What you will do:
Without including any images, reproduce each entry exactly.

Listed records:
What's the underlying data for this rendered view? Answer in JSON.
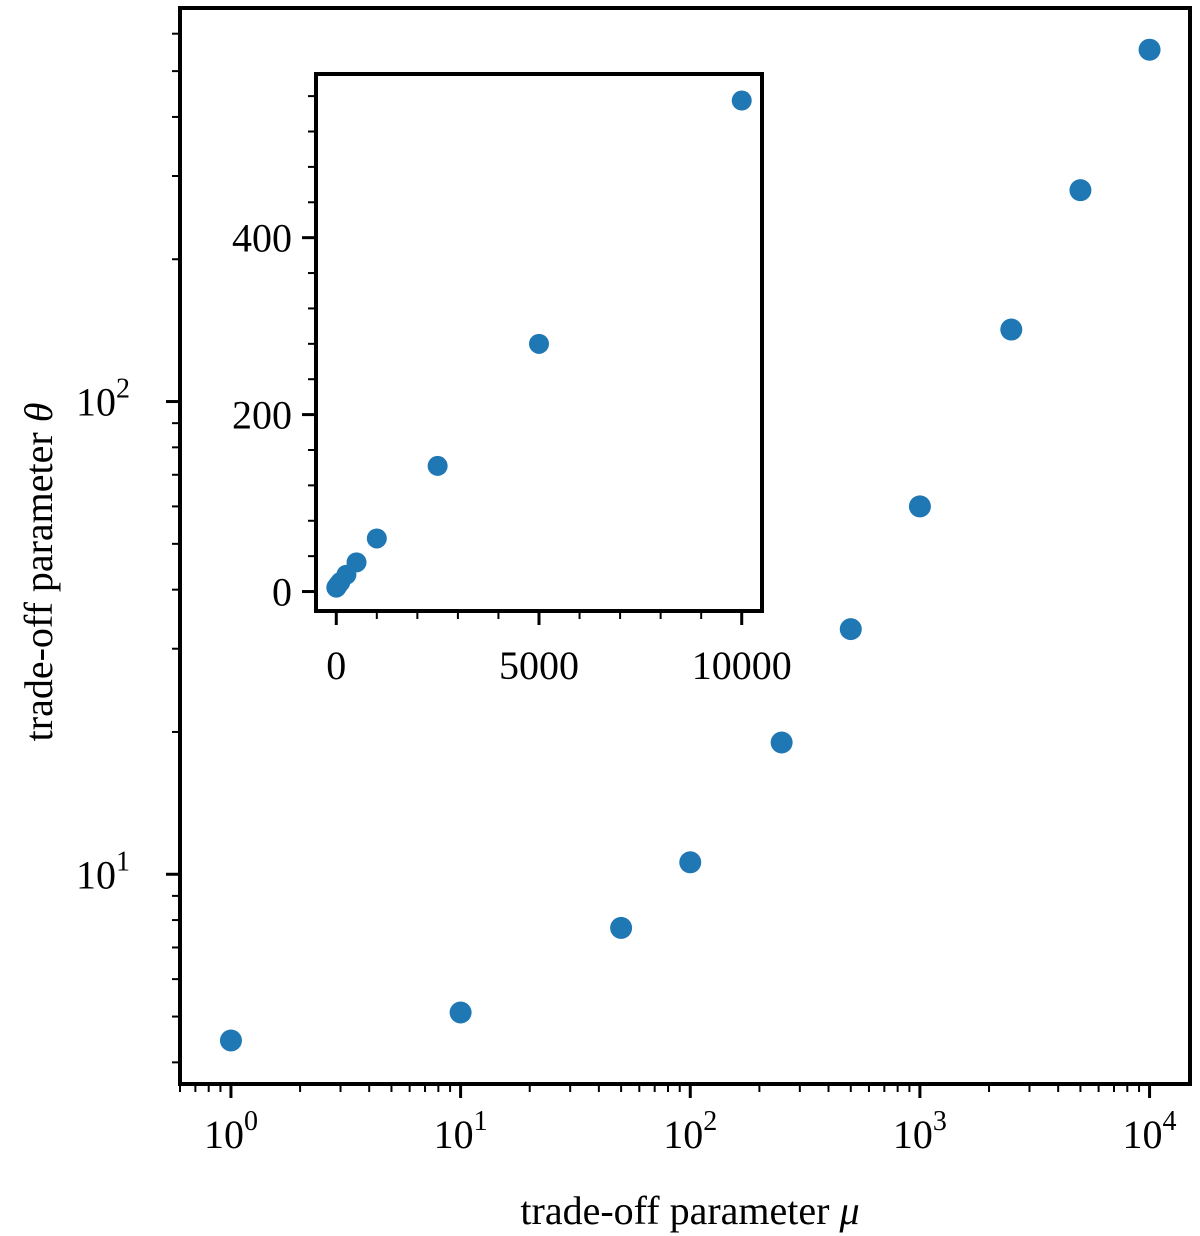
{
  "chart_data": [
    {
      "type": "scatter",
      "name": "main",
      "xscale": "log",
      "yscale": "log",
      "xlabel": "trade-off parameter",
      "xlabel_symbol": "μ",
      "ylabel": "trade-off parameter",
      "ylabel_symbol": "θ",
      "xlim": [
        0.6,
        15000
      ],
      "ylim": [
        3.6,
        680
      ],
      "x_ticks": [
        {
          "value": 1,
          "base": "10",
          "exp": "0"
        },
        {
          "value": 10,
          "base": "10",
          "exp": "1"
        },
        {
          "value": 100,
          "base": "10",
          "exp": "2"
        },
        {
          "value": 1000,
          "base": "10",
          "exp": "3"
        },
        {
          "value": 10000,
          "base": "10",
          "exp": "4"
        }
      ],
      "y_ticks": [
        {
          "value": 10,
          "base": "10",
          "exp": "1"
        },
        {
          "value": 100,
          "base": "10",
          "exp": "2"
        }
      ],
      "grid": false,
      "marker_color": "#1f77b4",
      "points": [
        {
          "x": 1,
          "y": 4.45
        },
        {
          "x": 10,
          "y": 5.1
        },
        {
          "x": 50,
          "y": 7.7
        },
        {
          "x": 100,
          "y": 10.6
        },
        {
          "x": 250,
          "y": 19
        },
        {
          "x": 500,
          "y": 33
        },
        {
          "x": 1000,
          "y": 60
        },
        {
          "x": 2500,
          "y": 142
        },
        {
          "x": 5000,
          "y": 280
        },
        {
          "x": 10000,
          "y": 555
        }
      ]
    },
    {
      "type": "scatter",
      "name": "inset",
      "xscale": "linear",
      "yscale": "linear",
      "xlim": [
        -500,
        10500
      ],
      "ylim": [
        -22,
        585
      ],
      "x_ticks": [
        {
          "value": 0,
          "label": "0"
        },
        {
          "value": 5000,
          "label": "5000"
        },
        {
          "value": 10000,
          "label": "10000"
        }
      ],
      "y_ticks": [
        {
          "value": 0,
          "label": "0"
        },
        {
          "value": 200,
          "label": "200"
        },
        {
          "value": 400,
          "label": "400"
        }
      ],
      "grid": false,
      "marker_color": "#1f77b4",
      "points": [
        {
          "x": 1,
          "y": 4.45
        },
        {
          "x": 10,
          "y": 5.1
        },
        {
          "x": 50,
          "y": 7.7
        },
        {
          "x": 100,
          "y": 10.6
        },
        {
          "x": 250,
          "y": 19
        },
        {
          "x": 500,
          "y": 33
        },
        {
          "x": 1000,
          "y": 60
        },
        {
          "x": 2500,
          "y": 142
        },
        {
          "x": 5000,
          "y": 280
        },
        {
          "x": 10000,
          "y": 555
        }
      ]
    }
  ]
}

Result for this exercise:
What's the underlying data for this rendered view? Answer in JSON.
{
  "chart_data": [
    {
      "type": "scatter",
      "name": "main",
      "xscale": "log",
      "yscale": "log",
      "xlabel": "trade-off parameter",
      "xlabel_symbol": "μ",
      "ylabel": "trade-off parameter",
      "ylabel_symbol": "θ",
      "xlim": [
        0.6,
        15000
      ],
      "ylim": [
        3.6,
        680
      ],
      "x_ticks": [
        {
          "value": 1,
          "base": "10",
          "exp": "0"
        },
        {
          "value": 10,
          "base": "10",
          "exp": "1"
        },
        {
          "value": 100,
          "base": "10",
          "exp": "2"
        },
        {
          "value": 1000,
          "base": "10",
          "exp": "3"
        },
        {
          "value": 10000,
          "base": "10",
          "exp": "4"
        }
      ],
      "y_ticks": [
        {
          "value": 10,
          "base": "10",
          "exp": "1"
        },
        {
          "value": 100,
          "base": "10",
          "exp": "2"
        }
      ],
      "grid": false,
      "marker_color": "#1f77b4",
      "points": [
        {
          "x": 1,
          "y": 4.45
        },
        {
          "x": 10,
          "y": 5.1
        },
        {
          "x": 50,
          "y": 7.7
        },
        {
          "x": 100,
          "y": 10.6
        },
        {
          "x": 250,
          "y": 19
        },
        {
          "x": 500,
          "y": 33
        },
        {
          "x": 1000,
          "y": 60
        },
        {
          "x": 2500,
          "y": 142
        },
        {
          "x": 5000,
          "y": 280
        },
        {
          "x": 10000,
          "y": 555
        }
      ]
    },
    {
      "type": "scatter",
      "name": "inset",
      "xscale": "linear",
      "yscale": "linear",
      "xlim": [
        -500,
        10500
      ],
      "ylim": [
        -22,
        585
      ],
      "x_ticks": [
        {
          "value": 0,
          "label": "0"
        },
        {
          "value": 5000,
          "label": "5000"
        },
        {
          "value": 10000,
          "label": "10000"
        }
      ],
      "y_ticks": [
        {
          "value": 0,
          "label": "0"
        },
        {
          "value": 200,
          "label": "200"
        },
        {
          "value": 400,
          "label": "400"
        }
      ],
      "grid": false,
      "marker_color": "#1f77b4",
      "points": [
        {
          "x": 1,
          "y": 4.45
        },
        {
          "x": 10,
          "y": 5.1
        },
        {
          "x": 50,
          "y": 7.7
        },
        {
          "x": 100,
          "y": 10.6
        },
        {
          "x": 250,
          "y": 19
        },
        {
          "x": 500,
          "y": 33
        },
        {
          "x": 1000,
          "y": 60
        },
        {
          "x": 2500,
          "y": 142
        },
        {
          "x": 5000,
          "y": 280
        },
        {
          "x": 10000,
          "y": 555
        }
      ]
    }
  ]
}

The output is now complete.